[Exercise input]
-- -- --

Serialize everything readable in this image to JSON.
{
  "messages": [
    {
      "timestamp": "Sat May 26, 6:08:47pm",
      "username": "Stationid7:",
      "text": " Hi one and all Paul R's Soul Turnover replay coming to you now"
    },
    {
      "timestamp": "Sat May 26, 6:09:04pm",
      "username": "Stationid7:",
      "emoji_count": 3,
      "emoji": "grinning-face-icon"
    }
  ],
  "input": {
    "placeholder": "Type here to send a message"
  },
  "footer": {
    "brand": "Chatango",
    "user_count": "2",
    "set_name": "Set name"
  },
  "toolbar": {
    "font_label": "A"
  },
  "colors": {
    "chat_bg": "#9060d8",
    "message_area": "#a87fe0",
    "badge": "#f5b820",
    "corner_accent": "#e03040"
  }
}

-- -- --

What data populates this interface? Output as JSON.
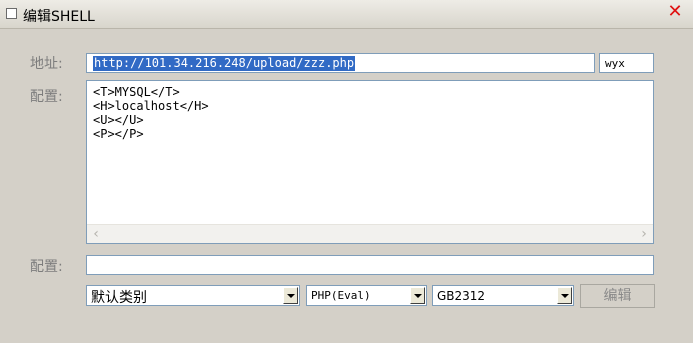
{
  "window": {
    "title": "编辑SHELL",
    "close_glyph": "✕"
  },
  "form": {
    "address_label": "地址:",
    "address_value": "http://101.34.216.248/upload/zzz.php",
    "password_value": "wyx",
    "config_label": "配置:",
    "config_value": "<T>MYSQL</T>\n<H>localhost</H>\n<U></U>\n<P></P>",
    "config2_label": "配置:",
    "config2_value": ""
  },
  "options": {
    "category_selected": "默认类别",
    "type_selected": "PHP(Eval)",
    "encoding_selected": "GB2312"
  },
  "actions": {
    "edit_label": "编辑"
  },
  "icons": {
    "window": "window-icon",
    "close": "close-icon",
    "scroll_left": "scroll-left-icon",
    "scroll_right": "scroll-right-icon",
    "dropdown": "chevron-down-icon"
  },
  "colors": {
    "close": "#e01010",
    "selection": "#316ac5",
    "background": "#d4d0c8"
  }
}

-- -- --

[Stated exercise] Report how many lines include the word "JSON". Give nothing but the number.

[Task result] 2